Each line below should be reproduced without any alteration.

· · ·

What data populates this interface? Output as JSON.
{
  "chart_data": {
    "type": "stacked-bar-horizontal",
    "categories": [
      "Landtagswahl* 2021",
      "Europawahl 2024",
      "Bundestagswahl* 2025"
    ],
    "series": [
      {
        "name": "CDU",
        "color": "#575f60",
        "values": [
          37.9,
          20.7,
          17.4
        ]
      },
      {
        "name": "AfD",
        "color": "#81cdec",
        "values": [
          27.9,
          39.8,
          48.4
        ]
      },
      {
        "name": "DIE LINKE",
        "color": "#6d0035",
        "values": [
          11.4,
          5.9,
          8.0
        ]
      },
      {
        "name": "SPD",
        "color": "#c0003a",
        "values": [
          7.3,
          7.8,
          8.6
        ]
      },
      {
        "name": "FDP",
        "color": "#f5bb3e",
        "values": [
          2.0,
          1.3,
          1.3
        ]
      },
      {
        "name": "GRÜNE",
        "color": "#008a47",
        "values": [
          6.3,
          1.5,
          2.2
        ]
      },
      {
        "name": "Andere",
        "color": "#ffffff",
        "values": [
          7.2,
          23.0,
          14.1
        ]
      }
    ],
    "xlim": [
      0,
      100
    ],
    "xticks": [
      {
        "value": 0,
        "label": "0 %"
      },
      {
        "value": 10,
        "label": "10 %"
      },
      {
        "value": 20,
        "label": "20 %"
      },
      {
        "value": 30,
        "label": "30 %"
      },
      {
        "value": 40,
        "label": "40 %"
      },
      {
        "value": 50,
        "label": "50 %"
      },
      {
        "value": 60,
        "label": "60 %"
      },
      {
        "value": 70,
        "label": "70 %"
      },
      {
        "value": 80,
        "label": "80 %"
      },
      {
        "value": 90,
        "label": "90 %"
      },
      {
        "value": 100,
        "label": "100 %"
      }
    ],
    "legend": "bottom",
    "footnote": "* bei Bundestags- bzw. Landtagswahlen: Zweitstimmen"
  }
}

· · ·

* _Written reply_:
What data populates this interface? Output as JSON.
{
  "chart_data": {
    "type": "stacked-bar-horizontal",
    "categories": [
      "Landtagswahl* 2021",
      "Europawahl 2024",
      "Bundestagswahl* 2025"
    ],
    "series": [
      {
        "name": "CDU",
        "color": "#575f60",
        "values": [
          37.9,
          20.7,
          17.4
        ]
      },
      {
        "name": "AfD",
        "color": "#81cdec",
        "values": [
          27.9,
          39.8,
          48.4
        ]
      },
      {
        "name": "DIE LINKE",
        "color": "#6d0035",
        "values": [
          11.4,
          5.9,
          8.0
        ]
      },
      {
        "name": "SPD",
        "color": "#c0003a",
        "values": [
          7.3,
          7.8,
          8.6
        ]
      },
      {
        "name": "FDP",
        "color": "#f5bb3e",
        "values": [
          2.0,
          1.3,
          1.3
        ]
      },
      {
        "name": "GRÜNE",
        "color": "#008a47",
        "values": [
          6.3,
          1.5,
          2.2
        ]
      },
      {
        "name": "Andere",
        "color": "#ffffff",
        "values": [
          7.2,
          23.0,
          14.1
        ]
      }
    ],
    "xlim": [
      0,
      100
    ],
    "xticks": [
      {
        "value": 0,
        "label": "0 %"
      },
      {
        "value": 10,
        "label": "10 %"
      },
      {
        "value": 20,
        "label": "20 %"
      },
      {
        "value": 30,
        "label": "30 %"
      },
      {
        "value": 40,
        "label": "40 %"
      },
      {
        "value": 50,
        "label": "50 %"
      },
      {
        "value": 60,
        "label": "60 %"
      },
      {
        "value": 70,
        "label": "70 %"
      },
      {
        "value": 80,
        "label": "80 %"
      },
      {
        "value": 90,
        "label": "90 %"
      },
      {
        "value": 100,
        "label": "100 %"
      }
    ],
    "legend": "bottom",
    "footnote": "* bei Bundestags- bzw. Landtagswahlen: Zweitstimmen"
  }
}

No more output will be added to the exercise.